◆ REQUEST ◆
Extract each line of the records below that contains the word "Fertigungstiefe".

◆ EXCERPTED DATA ◆

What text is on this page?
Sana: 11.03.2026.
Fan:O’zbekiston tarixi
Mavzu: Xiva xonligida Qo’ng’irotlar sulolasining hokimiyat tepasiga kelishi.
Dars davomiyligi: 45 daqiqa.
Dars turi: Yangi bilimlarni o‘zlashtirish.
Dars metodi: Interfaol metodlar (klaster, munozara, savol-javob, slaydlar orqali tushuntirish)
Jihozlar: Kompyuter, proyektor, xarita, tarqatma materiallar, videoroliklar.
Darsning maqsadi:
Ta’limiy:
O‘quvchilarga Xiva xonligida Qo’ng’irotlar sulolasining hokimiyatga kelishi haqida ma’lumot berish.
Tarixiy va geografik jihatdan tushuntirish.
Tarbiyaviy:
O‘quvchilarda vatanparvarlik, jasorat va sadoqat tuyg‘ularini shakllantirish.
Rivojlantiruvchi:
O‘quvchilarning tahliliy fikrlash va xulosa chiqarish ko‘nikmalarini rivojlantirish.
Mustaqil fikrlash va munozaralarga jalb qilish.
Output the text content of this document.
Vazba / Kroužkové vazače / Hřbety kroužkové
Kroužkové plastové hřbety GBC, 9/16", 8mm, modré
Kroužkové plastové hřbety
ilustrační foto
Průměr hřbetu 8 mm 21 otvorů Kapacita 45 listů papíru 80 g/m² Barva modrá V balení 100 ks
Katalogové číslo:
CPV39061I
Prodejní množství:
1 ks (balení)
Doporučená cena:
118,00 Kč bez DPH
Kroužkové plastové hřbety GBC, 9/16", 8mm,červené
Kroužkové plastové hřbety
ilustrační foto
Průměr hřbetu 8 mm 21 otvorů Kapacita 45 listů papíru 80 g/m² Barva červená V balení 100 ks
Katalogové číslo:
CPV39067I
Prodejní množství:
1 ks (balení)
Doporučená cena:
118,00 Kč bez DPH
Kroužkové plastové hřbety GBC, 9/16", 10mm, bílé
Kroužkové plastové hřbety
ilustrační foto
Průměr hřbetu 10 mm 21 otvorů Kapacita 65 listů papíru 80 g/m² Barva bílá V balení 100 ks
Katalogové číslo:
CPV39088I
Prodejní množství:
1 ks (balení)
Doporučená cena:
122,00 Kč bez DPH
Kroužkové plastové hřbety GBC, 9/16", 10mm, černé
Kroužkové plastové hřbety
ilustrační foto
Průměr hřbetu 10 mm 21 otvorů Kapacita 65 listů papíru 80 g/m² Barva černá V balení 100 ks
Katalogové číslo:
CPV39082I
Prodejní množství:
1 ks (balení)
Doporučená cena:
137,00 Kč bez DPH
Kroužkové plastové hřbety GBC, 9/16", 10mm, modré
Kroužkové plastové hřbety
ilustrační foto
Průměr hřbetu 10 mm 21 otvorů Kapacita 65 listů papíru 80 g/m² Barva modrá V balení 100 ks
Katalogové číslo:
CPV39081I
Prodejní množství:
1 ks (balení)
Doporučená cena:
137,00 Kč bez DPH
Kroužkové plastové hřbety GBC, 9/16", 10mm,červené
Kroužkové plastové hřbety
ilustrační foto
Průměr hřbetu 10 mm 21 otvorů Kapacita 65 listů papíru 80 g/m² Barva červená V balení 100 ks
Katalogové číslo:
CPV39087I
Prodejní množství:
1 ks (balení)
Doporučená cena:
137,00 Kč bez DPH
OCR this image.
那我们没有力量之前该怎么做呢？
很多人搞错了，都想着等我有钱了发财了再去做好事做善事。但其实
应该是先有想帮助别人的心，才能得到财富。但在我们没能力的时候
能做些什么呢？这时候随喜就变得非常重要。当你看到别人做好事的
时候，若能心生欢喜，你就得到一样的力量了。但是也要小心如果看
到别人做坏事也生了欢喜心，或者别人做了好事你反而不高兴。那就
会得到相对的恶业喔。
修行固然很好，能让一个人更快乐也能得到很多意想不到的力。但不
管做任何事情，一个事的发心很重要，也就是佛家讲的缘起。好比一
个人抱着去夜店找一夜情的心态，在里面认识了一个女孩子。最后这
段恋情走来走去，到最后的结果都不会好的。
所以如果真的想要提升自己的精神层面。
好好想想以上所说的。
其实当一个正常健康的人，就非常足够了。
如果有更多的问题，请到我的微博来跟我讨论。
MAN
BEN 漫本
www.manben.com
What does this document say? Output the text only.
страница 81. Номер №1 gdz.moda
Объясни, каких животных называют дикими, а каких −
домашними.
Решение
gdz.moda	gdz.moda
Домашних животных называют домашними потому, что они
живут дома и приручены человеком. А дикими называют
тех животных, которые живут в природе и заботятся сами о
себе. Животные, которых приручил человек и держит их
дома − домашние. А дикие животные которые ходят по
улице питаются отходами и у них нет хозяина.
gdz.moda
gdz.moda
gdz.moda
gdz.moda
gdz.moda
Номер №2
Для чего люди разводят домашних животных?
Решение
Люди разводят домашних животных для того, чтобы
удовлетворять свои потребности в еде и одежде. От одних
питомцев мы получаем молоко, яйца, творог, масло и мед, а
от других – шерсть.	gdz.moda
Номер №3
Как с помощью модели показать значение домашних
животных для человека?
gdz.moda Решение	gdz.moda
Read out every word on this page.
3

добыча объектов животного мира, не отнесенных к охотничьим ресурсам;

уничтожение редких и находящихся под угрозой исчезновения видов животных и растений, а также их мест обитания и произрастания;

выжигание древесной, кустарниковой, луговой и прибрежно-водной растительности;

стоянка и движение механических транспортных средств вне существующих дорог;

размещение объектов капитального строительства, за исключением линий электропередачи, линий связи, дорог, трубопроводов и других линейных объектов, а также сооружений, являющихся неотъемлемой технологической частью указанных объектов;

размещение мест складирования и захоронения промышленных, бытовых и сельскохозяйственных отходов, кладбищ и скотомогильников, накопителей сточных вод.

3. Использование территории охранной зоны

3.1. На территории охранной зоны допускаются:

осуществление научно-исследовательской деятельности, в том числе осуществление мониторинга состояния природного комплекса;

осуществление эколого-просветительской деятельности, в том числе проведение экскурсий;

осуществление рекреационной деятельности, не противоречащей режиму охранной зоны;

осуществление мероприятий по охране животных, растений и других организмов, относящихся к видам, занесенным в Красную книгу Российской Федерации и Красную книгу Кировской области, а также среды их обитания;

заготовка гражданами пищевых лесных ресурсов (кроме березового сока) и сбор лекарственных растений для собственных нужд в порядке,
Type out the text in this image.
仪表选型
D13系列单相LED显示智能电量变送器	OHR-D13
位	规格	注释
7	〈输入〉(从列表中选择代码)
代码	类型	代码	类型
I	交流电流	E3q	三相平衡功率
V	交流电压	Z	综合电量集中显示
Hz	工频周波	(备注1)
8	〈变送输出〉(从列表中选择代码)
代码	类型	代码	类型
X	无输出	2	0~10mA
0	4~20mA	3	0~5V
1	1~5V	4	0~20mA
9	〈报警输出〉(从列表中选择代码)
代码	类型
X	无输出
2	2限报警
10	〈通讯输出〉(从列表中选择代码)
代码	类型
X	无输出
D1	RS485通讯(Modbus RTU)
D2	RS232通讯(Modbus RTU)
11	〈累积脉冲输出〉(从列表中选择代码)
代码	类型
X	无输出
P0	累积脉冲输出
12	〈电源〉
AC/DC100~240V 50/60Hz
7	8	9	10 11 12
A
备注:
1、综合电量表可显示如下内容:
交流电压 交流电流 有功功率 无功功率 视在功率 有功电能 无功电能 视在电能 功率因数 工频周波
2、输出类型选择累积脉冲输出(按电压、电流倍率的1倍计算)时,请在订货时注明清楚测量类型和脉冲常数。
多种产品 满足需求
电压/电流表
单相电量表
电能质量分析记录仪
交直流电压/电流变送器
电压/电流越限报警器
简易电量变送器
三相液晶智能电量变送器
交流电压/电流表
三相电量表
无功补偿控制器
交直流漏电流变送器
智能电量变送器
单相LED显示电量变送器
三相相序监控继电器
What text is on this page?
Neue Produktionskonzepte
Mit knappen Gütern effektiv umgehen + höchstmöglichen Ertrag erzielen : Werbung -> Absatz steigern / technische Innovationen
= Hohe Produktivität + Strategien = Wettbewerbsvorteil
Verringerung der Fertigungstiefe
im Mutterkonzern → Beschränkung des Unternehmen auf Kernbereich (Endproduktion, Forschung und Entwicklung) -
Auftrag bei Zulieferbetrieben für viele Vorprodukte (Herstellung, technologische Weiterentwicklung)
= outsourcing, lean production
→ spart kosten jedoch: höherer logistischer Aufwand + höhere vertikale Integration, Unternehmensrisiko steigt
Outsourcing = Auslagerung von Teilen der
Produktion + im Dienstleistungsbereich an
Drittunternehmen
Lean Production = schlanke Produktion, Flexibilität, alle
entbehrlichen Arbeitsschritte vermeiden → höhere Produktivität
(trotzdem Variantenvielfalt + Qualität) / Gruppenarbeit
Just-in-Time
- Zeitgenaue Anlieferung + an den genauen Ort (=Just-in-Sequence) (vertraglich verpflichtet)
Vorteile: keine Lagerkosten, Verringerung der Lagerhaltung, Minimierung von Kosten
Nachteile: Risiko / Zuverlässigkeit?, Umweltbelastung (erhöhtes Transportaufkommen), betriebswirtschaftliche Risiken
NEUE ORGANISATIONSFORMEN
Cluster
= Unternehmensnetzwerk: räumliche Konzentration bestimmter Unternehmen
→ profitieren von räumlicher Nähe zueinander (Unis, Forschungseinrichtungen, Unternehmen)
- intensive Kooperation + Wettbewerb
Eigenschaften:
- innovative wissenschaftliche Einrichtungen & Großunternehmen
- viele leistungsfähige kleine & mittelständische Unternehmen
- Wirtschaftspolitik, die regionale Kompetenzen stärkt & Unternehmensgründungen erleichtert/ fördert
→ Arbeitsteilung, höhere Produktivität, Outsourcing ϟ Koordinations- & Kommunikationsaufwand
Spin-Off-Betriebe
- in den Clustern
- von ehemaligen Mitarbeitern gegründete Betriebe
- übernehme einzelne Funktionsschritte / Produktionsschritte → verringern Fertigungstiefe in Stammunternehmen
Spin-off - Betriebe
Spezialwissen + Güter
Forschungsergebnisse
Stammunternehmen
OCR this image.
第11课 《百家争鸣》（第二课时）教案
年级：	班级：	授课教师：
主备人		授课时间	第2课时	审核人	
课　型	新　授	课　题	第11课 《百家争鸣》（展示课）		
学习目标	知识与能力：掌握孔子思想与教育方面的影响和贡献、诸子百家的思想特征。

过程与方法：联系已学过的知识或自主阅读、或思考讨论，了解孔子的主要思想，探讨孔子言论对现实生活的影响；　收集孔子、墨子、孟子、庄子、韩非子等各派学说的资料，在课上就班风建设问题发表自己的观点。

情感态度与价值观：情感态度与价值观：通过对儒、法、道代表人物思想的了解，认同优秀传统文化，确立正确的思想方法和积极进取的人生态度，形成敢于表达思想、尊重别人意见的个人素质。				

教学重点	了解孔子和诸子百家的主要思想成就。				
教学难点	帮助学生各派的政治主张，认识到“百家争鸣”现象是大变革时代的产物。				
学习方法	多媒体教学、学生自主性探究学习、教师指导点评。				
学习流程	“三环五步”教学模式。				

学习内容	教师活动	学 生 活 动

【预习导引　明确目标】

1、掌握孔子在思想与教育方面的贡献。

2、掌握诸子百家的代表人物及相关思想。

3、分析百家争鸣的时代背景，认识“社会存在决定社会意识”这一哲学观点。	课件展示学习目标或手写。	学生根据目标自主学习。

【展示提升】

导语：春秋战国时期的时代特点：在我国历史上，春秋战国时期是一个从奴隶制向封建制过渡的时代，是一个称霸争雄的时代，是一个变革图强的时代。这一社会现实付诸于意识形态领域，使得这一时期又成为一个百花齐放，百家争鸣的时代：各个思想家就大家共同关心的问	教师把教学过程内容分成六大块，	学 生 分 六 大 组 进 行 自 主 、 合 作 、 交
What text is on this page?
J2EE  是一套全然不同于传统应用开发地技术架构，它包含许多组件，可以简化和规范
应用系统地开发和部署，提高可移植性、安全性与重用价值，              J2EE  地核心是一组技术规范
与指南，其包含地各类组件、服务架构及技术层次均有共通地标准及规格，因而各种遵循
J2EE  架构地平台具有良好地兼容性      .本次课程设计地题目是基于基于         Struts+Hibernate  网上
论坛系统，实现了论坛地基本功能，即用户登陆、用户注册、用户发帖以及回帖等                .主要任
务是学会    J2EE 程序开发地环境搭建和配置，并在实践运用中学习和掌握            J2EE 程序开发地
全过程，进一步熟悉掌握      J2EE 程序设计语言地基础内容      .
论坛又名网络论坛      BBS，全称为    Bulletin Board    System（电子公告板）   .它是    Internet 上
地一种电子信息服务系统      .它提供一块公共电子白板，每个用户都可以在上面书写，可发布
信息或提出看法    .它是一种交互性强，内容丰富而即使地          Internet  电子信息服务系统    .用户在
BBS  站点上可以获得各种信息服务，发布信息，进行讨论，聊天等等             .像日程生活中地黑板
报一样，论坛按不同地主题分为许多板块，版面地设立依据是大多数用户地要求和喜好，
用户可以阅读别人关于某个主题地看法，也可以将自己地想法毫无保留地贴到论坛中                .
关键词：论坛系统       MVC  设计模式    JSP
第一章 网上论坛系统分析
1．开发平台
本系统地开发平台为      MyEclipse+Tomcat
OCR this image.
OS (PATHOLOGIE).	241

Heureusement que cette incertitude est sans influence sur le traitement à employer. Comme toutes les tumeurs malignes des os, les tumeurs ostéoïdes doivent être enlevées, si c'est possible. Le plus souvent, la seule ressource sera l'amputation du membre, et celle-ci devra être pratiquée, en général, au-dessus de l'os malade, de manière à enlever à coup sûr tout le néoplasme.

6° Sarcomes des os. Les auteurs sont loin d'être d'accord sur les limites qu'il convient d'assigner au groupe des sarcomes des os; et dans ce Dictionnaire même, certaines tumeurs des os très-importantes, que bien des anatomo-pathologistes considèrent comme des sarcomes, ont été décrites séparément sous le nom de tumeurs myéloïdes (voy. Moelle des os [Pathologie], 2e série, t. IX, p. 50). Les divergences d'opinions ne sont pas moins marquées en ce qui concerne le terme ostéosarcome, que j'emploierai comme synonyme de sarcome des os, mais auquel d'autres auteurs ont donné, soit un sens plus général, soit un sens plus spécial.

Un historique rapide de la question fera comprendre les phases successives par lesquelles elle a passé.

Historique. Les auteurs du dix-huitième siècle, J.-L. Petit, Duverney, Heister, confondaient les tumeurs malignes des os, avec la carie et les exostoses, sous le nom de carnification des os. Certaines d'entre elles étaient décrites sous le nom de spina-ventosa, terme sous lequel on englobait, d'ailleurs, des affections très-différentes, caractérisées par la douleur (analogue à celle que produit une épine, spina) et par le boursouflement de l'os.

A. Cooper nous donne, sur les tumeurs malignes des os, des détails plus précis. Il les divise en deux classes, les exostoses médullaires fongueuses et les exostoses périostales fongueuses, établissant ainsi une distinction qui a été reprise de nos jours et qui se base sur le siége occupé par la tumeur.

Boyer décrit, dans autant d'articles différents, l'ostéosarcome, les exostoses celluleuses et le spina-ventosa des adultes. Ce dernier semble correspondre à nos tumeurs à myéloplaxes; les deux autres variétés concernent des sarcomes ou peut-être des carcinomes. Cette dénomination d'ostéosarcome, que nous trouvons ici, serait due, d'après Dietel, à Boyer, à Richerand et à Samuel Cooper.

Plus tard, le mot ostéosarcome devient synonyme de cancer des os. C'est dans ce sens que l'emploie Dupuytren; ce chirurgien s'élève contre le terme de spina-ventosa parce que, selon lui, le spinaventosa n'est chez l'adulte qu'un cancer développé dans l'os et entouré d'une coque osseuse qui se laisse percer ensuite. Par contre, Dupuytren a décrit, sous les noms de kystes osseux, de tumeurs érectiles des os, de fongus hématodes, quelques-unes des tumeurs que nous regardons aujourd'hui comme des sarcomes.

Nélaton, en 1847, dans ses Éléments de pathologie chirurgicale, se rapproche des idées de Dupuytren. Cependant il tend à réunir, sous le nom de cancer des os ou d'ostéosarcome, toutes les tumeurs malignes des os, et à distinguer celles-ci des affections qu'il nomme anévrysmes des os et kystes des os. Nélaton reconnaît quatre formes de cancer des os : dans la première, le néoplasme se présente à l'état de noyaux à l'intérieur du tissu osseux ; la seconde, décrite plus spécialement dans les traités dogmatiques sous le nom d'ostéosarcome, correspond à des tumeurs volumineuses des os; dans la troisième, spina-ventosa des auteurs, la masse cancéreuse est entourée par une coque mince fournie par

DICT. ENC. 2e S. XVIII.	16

◆ TASK ANSWER ◆
Verringerung der Fertigungstiefe
- übernehme einzelne Funktionsschritte / Produktionsschritte → verringern Fertigungstiefe in Stammunternehmen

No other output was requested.